[Dataset entries]
___
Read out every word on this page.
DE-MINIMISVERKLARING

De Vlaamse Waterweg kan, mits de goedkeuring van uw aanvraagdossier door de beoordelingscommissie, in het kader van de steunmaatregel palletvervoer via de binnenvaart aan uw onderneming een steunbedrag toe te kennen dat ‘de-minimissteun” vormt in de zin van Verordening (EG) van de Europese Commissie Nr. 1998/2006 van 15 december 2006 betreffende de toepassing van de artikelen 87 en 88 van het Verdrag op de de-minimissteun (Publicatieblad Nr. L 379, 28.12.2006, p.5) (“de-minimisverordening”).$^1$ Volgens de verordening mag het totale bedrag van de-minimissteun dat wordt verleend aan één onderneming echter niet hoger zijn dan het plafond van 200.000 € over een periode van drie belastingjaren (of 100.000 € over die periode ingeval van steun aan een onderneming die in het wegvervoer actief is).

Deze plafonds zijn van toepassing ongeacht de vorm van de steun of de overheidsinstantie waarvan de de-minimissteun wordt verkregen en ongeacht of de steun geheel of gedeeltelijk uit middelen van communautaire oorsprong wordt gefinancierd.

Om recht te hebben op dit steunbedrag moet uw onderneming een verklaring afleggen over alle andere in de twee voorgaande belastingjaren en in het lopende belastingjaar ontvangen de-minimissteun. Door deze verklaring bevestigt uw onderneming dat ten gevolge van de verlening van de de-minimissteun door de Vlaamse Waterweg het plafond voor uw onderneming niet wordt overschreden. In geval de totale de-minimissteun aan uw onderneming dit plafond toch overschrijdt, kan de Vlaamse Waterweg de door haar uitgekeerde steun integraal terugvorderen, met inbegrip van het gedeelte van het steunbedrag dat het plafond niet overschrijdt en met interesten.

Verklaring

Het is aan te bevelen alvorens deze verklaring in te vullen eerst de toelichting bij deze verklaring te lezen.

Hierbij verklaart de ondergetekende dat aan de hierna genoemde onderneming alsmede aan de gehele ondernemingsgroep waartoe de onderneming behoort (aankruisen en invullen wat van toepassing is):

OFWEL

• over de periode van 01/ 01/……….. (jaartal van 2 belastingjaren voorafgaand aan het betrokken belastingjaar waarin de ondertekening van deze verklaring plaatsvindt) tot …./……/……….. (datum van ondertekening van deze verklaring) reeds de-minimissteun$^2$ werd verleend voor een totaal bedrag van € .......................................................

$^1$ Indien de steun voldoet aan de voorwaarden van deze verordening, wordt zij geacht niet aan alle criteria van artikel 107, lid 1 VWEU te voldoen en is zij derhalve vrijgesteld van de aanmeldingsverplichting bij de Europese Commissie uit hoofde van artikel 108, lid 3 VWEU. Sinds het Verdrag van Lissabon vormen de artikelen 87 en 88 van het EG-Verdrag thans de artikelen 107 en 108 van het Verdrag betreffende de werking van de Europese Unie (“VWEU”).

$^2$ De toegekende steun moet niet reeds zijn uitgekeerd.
___
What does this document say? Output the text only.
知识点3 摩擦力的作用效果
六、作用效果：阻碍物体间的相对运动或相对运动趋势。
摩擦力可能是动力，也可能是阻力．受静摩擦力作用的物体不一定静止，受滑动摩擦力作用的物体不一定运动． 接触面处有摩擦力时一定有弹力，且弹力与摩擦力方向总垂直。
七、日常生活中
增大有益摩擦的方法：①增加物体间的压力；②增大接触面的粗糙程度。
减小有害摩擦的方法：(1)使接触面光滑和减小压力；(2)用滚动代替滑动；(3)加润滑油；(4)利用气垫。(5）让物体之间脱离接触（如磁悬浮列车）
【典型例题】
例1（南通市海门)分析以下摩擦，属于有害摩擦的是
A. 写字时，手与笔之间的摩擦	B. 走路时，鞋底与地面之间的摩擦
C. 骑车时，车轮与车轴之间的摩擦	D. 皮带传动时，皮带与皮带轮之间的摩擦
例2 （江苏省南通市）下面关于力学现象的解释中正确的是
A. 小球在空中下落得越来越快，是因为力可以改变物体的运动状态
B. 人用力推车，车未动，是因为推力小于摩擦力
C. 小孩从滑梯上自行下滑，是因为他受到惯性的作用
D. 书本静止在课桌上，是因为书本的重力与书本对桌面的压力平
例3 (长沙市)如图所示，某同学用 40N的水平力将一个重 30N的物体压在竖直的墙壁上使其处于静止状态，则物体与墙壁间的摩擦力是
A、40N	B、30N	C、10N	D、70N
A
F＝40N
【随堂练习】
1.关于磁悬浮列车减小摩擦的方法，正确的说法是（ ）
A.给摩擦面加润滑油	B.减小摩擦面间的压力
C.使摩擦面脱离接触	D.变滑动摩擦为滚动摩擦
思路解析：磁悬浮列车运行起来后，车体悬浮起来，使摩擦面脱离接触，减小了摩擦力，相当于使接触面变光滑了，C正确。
___
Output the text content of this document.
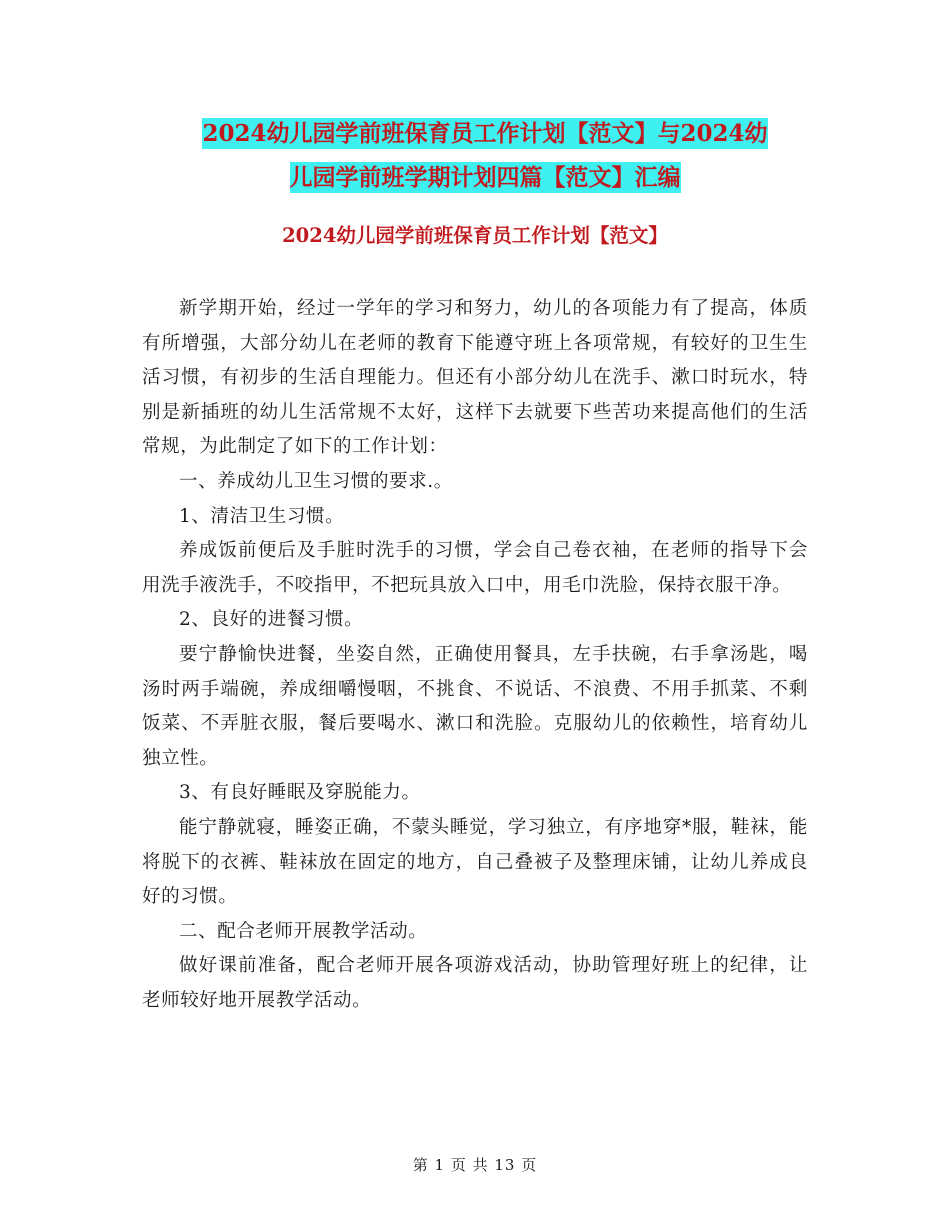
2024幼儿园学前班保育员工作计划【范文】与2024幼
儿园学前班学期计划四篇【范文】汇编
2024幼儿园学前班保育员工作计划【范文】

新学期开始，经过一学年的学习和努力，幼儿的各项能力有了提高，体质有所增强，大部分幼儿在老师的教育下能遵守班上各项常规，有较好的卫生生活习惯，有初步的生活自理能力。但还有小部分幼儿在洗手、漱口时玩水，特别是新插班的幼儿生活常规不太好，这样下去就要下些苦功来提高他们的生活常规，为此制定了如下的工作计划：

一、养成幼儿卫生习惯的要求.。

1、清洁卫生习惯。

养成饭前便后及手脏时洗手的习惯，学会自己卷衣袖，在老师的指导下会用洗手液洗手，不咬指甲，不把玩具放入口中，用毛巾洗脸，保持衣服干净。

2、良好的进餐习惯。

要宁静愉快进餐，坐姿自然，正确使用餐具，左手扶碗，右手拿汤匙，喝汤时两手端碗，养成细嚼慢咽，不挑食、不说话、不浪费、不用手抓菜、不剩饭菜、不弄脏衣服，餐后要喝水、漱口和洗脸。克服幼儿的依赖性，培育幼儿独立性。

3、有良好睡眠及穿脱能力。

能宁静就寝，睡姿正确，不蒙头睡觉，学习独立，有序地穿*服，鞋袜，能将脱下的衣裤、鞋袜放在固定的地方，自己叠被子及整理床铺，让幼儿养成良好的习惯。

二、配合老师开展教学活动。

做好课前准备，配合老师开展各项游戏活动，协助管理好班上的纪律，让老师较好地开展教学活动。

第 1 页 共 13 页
___
#### Stated problem
From the listing, copy every line where the string "document" appears.

#### Right answer
What does this document say? Output the text only.
Output the text content of this document.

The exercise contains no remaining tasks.